::: Dataset records

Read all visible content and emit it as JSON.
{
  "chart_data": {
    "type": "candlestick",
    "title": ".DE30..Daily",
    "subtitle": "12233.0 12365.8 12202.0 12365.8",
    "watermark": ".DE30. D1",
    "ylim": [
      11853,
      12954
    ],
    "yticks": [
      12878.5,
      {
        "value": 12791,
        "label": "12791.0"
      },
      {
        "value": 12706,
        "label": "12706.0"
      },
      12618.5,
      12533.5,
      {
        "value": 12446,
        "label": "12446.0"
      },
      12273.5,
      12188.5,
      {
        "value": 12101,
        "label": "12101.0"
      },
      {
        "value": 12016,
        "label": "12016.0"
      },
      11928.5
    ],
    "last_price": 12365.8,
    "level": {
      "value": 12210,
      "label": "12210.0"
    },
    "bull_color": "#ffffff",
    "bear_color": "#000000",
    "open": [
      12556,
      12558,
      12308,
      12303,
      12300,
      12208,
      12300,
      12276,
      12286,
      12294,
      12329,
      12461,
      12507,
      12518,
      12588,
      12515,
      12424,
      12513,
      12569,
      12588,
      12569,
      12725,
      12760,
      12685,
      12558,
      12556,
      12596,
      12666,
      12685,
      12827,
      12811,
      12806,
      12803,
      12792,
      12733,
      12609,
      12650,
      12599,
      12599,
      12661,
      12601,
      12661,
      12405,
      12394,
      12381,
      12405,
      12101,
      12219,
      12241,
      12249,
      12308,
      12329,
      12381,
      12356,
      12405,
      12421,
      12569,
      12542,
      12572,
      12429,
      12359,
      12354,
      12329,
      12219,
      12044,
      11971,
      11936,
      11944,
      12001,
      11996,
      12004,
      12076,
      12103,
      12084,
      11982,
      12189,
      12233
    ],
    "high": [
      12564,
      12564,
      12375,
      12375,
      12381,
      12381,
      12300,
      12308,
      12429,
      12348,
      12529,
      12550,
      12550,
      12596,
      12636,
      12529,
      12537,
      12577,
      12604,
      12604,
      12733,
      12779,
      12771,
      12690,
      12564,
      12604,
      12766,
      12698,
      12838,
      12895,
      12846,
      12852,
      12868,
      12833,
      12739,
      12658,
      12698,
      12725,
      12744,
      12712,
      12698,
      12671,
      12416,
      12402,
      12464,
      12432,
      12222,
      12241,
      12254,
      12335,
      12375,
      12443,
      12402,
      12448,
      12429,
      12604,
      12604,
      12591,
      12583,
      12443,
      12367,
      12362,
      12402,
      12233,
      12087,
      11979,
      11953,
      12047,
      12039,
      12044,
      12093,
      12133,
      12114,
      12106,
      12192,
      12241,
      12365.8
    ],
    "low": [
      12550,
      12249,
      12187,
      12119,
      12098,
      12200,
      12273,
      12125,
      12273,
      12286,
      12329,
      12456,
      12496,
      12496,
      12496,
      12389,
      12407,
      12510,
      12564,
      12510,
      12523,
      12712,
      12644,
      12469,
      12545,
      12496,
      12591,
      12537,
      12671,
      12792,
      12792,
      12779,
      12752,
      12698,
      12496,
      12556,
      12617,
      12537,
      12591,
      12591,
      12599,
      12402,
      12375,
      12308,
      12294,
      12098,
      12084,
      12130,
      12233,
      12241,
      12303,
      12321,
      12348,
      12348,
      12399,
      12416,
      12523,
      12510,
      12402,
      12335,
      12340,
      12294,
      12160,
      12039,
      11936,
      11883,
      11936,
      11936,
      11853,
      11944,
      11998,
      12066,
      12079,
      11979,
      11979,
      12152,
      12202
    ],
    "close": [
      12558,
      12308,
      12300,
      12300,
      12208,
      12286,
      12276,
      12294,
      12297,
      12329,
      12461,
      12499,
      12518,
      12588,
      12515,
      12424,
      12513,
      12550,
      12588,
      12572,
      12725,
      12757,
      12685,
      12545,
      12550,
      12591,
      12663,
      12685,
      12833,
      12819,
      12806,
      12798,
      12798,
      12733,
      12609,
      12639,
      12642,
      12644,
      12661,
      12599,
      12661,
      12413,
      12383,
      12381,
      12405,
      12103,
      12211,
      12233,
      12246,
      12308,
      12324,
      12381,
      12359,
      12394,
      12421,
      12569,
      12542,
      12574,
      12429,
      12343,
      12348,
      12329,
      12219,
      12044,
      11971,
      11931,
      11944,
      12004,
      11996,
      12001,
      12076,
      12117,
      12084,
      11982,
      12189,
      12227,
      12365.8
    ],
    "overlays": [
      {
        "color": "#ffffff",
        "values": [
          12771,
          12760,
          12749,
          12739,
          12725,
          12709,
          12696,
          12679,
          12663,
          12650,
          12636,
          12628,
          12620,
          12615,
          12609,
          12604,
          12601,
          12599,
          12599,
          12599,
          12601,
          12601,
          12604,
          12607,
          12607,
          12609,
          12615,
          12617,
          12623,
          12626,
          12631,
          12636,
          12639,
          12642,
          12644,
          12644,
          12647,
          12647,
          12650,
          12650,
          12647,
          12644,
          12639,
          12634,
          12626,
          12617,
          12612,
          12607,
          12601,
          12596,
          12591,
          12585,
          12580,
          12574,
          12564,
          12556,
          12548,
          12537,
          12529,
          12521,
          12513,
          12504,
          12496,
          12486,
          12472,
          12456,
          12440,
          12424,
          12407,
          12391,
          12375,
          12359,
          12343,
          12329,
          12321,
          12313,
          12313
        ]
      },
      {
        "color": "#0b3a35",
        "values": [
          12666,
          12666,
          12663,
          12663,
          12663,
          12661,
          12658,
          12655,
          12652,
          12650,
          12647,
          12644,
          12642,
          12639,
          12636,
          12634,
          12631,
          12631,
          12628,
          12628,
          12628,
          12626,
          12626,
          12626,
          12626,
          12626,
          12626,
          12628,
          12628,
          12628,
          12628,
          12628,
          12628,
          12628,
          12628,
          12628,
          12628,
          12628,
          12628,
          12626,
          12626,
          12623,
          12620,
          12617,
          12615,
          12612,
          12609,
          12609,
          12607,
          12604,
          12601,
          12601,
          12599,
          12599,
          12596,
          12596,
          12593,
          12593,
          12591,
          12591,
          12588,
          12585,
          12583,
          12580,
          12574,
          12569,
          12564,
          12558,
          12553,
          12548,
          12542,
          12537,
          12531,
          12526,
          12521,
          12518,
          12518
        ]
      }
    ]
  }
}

::::::
::: Dataset records

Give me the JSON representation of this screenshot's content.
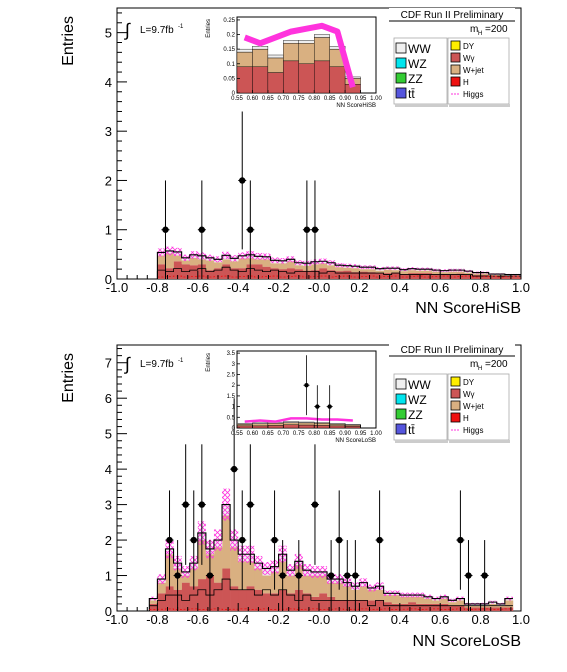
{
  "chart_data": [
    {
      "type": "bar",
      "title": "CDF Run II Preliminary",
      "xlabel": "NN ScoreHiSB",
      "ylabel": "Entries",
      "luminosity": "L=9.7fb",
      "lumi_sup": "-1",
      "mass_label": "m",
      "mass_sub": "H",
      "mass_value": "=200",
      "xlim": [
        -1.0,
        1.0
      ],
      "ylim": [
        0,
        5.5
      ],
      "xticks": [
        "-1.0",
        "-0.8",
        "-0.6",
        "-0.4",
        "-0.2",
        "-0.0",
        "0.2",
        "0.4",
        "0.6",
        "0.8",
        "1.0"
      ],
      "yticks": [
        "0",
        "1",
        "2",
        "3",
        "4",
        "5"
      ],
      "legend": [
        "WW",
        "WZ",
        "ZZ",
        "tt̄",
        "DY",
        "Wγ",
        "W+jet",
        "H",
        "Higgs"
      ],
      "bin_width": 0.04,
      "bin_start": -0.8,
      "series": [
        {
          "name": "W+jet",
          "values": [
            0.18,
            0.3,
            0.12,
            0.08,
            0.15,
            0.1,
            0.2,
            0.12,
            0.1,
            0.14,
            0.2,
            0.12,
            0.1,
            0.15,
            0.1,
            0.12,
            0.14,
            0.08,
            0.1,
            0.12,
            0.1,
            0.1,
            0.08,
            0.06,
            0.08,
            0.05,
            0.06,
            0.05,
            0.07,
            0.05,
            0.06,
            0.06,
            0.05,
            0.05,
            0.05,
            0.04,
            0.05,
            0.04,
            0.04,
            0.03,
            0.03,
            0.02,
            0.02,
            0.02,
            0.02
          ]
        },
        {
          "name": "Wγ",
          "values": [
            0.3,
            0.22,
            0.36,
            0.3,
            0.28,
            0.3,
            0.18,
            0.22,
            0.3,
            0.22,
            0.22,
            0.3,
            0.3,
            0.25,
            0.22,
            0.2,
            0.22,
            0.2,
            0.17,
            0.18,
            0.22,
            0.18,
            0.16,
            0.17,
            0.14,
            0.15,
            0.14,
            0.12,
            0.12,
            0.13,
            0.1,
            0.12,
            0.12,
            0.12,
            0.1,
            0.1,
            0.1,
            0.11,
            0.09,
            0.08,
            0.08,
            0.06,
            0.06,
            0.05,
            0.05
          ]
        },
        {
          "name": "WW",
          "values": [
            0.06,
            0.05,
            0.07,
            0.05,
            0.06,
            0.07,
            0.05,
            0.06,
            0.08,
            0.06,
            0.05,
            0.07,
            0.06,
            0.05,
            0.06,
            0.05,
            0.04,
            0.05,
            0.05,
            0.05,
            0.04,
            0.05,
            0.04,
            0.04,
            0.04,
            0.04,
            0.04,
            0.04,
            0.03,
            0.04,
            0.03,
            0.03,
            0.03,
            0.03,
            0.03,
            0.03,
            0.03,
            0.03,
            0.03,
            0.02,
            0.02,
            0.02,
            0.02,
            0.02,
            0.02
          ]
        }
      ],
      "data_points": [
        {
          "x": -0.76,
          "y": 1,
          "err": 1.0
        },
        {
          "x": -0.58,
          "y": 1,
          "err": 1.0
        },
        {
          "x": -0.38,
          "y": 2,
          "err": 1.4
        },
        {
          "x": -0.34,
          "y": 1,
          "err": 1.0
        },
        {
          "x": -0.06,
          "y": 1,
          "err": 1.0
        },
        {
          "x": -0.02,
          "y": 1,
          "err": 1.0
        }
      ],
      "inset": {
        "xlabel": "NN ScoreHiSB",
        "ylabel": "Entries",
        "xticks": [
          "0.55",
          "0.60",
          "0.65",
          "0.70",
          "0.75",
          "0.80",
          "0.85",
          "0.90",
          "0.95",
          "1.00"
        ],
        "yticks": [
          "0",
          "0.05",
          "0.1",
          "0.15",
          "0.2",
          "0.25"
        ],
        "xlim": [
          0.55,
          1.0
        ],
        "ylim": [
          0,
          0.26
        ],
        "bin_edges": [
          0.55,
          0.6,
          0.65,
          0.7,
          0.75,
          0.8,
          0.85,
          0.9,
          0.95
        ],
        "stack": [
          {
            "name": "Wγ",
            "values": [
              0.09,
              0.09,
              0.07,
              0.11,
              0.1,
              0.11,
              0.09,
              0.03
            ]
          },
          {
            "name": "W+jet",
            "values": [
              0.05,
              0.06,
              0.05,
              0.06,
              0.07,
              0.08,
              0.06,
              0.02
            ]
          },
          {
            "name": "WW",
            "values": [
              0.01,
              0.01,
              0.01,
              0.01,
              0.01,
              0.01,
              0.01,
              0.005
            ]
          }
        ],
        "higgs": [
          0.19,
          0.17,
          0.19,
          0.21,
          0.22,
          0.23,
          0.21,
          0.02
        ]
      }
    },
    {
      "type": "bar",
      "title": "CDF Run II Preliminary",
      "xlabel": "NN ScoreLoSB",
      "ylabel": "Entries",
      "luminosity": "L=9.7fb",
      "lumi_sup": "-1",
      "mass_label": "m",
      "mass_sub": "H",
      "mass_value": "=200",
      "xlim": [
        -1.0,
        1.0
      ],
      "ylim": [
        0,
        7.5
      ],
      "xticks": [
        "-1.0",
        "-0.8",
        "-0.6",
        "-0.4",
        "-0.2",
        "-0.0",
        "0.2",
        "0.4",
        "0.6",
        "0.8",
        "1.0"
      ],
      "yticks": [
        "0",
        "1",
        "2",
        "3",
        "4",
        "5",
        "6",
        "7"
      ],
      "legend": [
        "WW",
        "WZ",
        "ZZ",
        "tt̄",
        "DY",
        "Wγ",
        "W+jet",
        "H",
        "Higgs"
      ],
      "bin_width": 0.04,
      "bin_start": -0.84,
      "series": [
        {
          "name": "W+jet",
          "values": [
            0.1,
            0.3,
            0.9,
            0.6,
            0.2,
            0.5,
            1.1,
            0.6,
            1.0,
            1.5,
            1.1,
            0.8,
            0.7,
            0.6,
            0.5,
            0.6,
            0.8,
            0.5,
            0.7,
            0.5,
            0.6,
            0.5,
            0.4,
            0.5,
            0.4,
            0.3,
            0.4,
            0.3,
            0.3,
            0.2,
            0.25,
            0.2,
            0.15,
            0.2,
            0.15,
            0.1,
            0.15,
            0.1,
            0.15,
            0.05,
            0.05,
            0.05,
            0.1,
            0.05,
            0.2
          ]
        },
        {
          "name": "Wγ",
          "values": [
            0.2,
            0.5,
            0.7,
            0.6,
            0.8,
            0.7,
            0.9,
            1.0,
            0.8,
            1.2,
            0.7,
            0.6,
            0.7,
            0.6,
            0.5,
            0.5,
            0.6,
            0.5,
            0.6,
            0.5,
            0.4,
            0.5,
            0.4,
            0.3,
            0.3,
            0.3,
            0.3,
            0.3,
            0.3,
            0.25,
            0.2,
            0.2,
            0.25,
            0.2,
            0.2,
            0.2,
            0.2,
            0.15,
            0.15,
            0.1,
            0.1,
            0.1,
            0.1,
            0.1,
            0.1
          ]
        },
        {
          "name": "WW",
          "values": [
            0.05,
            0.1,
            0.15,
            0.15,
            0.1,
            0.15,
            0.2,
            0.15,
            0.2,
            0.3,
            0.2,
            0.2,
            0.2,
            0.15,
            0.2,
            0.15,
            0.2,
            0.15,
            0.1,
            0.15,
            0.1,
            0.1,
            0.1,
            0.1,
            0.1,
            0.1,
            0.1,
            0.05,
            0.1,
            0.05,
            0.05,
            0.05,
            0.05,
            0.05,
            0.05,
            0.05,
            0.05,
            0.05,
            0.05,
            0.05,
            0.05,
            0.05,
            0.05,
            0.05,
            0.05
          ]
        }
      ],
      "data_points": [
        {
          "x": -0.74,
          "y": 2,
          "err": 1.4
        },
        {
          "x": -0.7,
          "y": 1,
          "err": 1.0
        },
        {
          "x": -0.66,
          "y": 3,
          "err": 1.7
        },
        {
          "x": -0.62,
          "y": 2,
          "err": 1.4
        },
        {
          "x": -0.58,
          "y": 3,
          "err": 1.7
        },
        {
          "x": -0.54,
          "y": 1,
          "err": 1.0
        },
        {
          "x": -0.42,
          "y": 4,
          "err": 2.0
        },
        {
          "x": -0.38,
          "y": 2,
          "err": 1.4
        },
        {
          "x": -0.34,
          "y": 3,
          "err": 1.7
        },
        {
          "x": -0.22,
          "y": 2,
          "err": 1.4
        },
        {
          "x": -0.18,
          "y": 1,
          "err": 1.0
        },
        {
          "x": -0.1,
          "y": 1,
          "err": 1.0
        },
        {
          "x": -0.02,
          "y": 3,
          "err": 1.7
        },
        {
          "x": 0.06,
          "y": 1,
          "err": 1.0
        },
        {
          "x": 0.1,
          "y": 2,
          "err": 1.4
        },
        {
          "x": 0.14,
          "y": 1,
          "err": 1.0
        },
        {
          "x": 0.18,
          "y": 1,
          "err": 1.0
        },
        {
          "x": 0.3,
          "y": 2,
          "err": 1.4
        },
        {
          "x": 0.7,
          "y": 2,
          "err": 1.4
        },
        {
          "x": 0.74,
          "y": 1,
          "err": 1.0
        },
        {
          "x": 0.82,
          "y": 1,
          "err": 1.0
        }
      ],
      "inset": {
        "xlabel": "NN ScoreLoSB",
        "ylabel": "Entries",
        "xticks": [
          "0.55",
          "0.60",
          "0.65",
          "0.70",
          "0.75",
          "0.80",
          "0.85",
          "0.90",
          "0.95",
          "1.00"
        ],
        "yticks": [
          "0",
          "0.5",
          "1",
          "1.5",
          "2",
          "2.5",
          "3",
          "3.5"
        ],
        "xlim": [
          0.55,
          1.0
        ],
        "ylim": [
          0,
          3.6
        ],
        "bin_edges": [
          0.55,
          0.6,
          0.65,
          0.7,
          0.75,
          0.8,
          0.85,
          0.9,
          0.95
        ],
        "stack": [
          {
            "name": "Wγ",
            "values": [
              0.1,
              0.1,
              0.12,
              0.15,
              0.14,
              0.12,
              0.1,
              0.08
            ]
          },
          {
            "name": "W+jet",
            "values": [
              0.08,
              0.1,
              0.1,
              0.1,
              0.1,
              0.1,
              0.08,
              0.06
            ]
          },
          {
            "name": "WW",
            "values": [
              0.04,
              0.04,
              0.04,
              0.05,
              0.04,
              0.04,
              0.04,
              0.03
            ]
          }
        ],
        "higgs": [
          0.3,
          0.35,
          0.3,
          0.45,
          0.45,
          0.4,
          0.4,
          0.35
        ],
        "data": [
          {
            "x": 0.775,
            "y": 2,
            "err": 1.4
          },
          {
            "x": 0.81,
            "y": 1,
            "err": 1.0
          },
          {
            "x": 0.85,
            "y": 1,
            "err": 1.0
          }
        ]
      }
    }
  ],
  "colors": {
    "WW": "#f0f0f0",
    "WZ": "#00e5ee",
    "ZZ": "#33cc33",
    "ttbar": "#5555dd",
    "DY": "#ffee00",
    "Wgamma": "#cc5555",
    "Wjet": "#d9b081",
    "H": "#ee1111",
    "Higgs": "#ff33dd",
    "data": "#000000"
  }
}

::::::

### Objective
Return every line above in which the string "JSON" occurs.

### Result of this exercise
Read all visible content and emit it as JSON.
Give me the JSON representation of this screenshot's content.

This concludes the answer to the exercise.